Saved data entries:

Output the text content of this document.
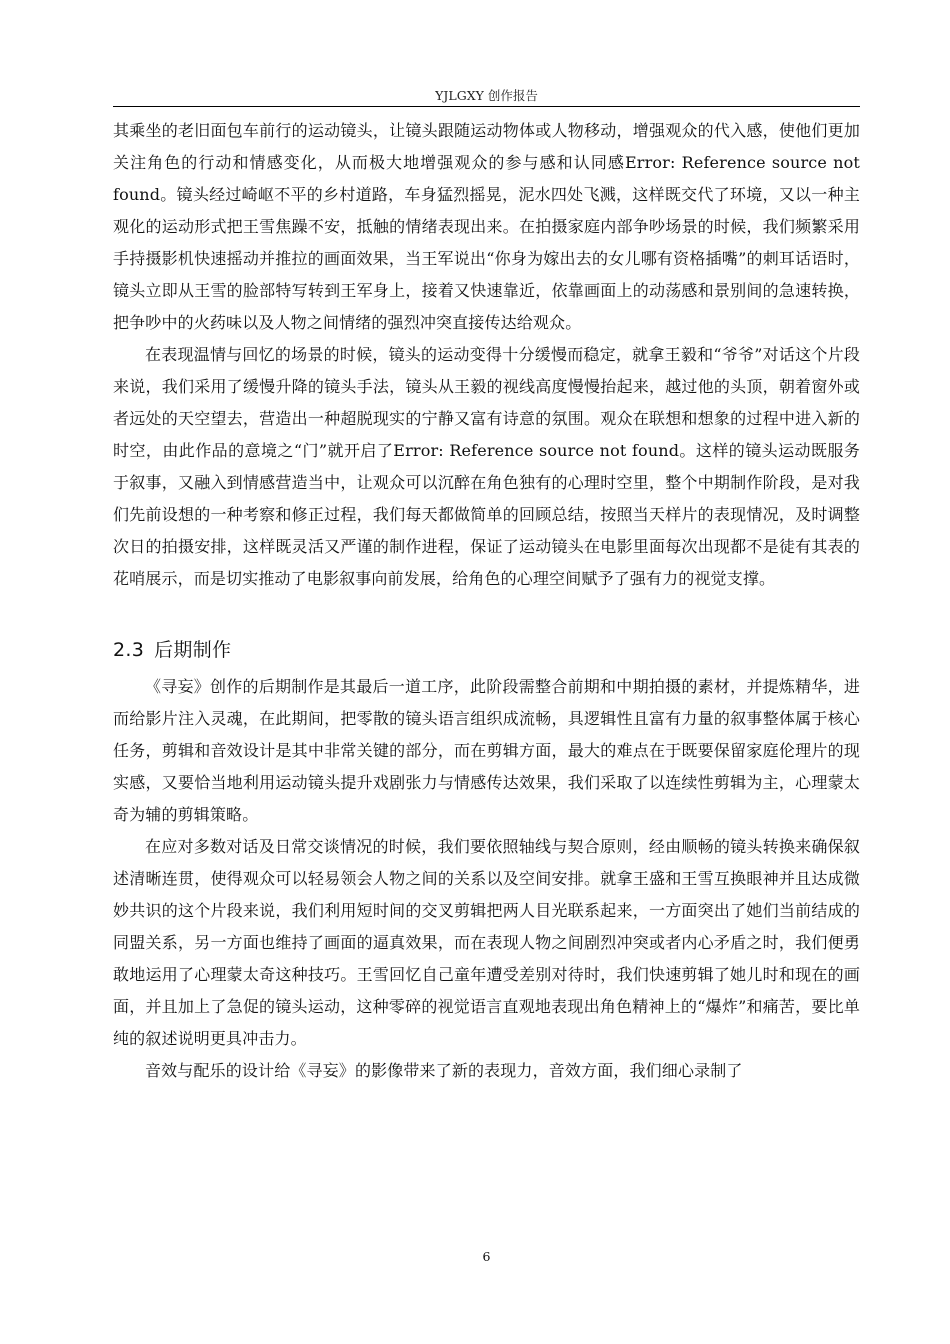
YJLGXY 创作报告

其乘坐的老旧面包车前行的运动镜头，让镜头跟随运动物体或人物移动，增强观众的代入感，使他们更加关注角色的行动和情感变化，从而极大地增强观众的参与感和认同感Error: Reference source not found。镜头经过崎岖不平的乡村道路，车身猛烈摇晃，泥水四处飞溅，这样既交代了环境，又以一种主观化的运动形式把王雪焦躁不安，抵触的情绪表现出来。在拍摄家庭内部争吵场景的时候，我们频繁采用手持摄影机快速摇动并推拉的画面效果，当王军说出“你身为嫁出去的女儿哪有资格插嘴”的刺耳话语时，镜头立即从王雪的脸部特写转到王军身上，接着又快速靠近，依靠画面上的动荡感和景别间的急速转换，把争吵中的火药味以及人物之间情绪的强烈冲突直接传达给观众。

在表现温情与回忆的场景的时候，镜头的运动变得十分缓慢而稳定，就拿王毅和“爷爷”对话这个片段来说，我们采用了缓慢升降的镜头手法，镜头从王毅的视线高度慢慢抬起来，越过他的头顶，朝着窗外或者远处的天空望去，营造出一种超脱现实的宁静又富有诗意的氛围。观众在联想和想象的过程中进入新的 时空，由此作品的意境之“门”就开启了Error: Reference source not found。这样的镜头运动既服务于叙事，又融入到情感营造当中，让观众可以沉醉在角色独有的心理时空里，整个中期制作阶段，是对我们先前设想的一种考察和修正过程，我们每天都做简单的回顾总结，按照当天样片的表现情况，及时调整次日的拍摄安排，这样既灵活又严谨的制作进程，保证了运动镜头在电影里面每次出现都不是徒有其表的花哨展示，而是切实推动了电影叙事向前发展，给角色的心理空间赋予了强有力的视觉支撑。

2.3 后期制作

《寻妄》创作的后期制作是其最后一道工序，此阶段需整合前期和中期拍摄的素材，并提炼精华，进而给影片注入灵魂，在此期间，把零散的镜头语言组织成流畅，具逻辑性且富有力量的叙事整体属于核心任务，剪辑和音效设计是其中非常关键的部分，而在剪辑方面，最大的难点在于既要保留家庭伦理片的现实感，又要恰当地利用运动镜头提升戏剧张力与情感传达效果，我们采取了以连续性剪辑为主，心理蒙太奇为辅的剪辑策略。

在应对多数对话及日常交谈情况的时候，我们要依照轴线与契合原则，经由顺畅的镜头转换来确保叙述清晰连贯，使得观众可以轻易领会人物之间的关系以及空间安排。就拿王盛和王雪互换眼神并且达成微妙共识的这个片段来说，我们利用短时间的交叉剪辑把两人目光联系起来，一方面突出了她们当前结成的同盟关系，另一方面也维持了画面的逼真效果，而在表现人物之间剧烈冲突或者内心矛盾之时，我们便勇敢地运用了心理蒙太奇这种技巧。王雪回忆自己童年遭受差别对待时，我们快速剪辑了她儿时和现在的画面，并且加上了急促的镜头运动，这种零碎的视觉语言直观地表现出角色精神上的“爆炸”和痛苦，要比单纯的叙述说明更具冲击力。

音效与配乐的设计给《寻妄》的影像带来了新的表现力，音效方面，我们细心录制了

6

WHAT THE TASK REQUIRES: Work out how many lines of the data above contain the string "source" and give the number alone.

RESULT OF THE EXERCISE: 2